------ Input for this task ------

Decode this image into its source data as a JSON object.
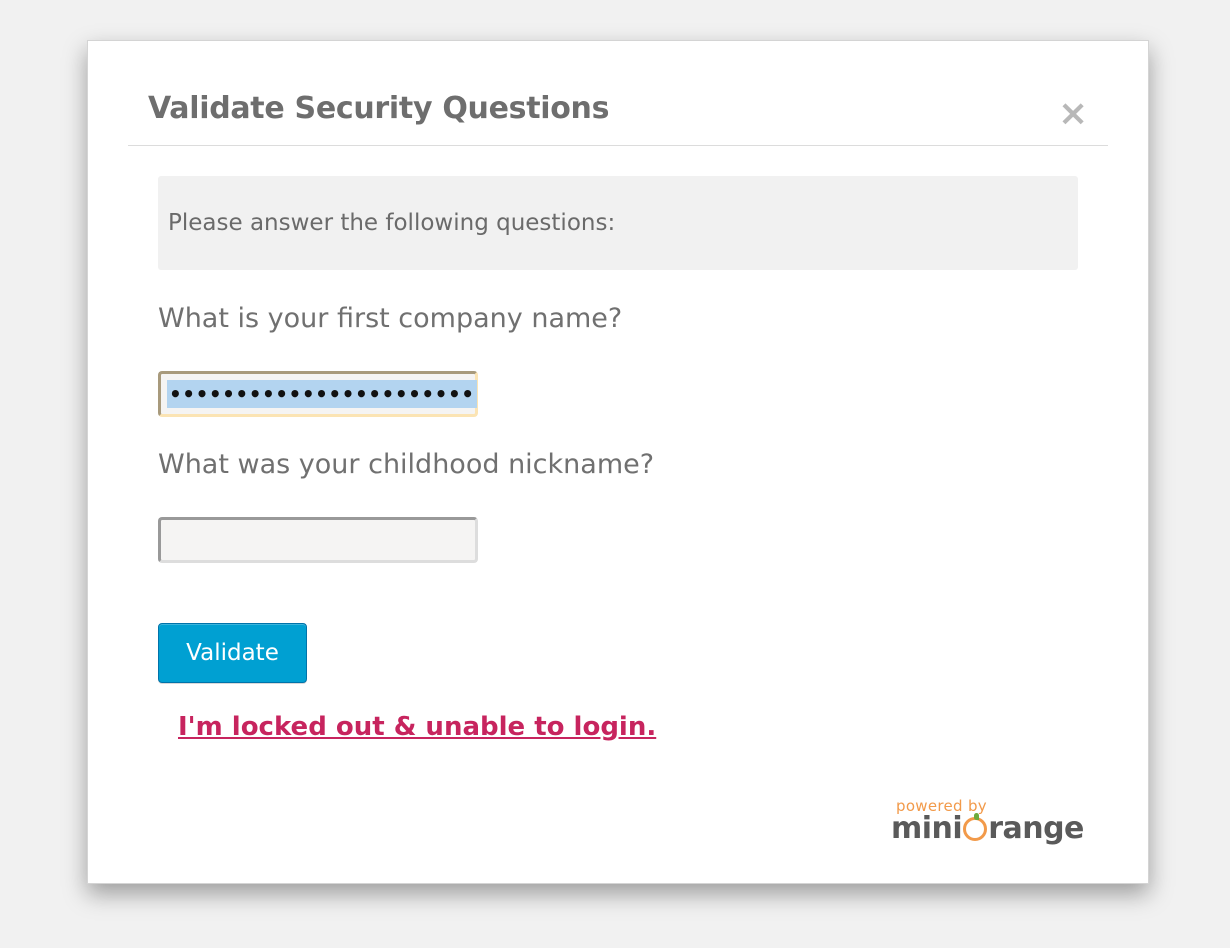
{
  "dialog": {
    "title": "Validate Security Questions",
    "close_symbol": "×",
    "info_text": "Please answer the following questions:"
  },
  "questions": [
    {
      "label": "What is your first company name?",
      "masked_value": "•••••••••••••••••••••••"
    },
    {
      "label": "What was your childhood nickname?",
      "masked_value": ""
    }
  ],
  "actions": {
    "validate_label": "Validate",
    "lockout_link": "I'm locked out & unable to login."
  },
  "branding": {
    "powered_by": "powered by",
    "brand_prefix": "mini",
    "brand_suffix": "range",
    "brand_full": "miniOrange"
  },
  "colors": {
    "button": "#00a0d2",
    "link": "#c7245e",
    "brand_orange": "#f29a4a"
  }
}
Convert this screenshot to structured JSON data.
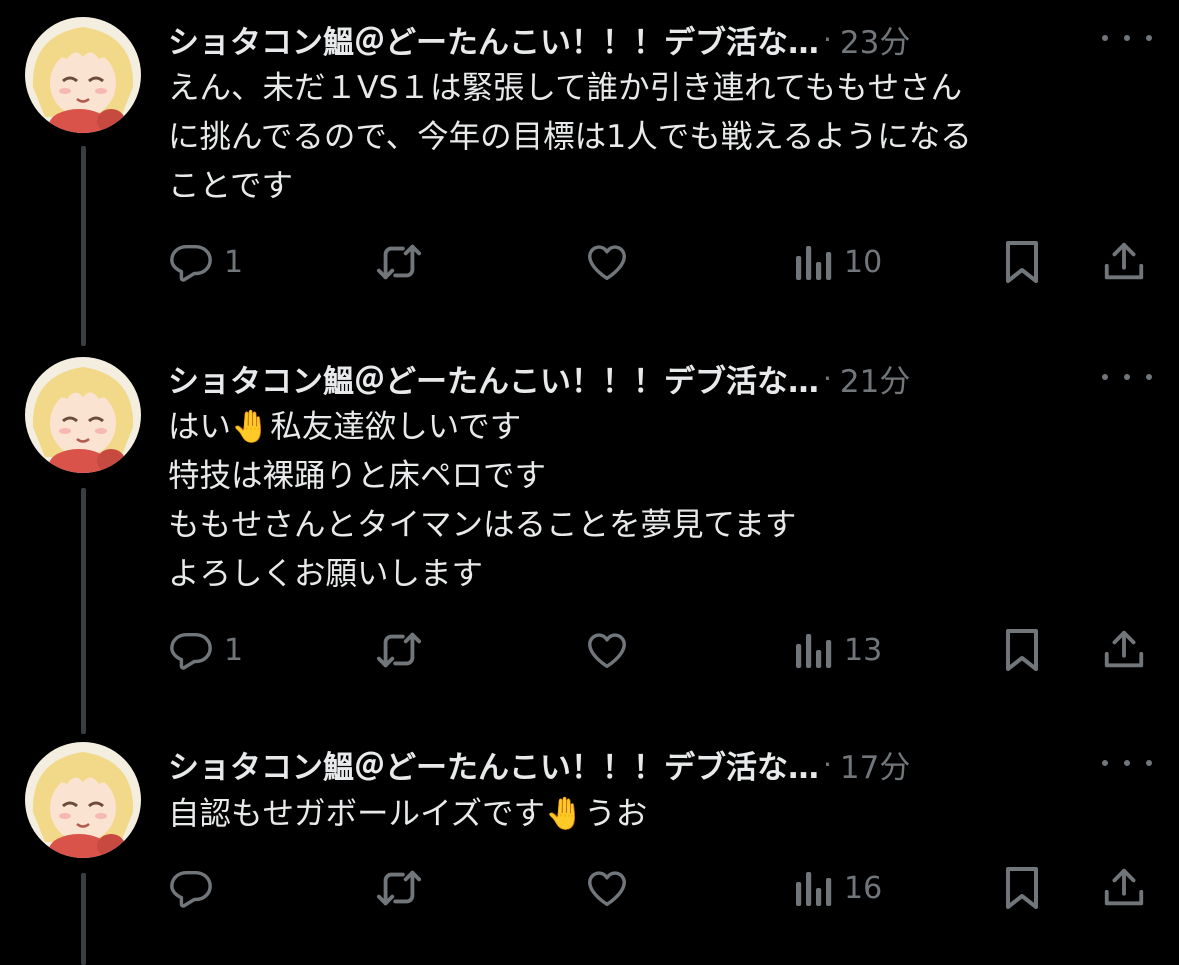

------

Task objective:
Every record must be copied exactly, with the pictures left out.

Exercise answer:
Decode this image into its source data as a JSON object.
{
  "dialog": {
    "title": "Validate Security Questions",
    "close_symbol": "×",
    "info_text": "Please answer the following questions:"
  },
  "questions": [
    {
      "label": "What is your first company name?",
      "masked_value": "•••••••••••••••••••••••"
    },
    {
      "label": "What was your childhood nickname?",
      "masked_value": ""
    }
  ],
  "actions": {
    "validate_label": "Validate",
    "lockout_link": "I'm locked out & unable to login."
  },
  "branding": {
    "powered_by": "powered by",
    "brand_prefix": "mini",
    "brand_suffix": "range",
    "brand_full": "miniOrange"
  },
  "colors": {
    "button": "#00a0d2",
    "link": "#c7245e",
    "brand_orange": "#f29a4a"
  }
}
Convert this screenshot to structured JSON data.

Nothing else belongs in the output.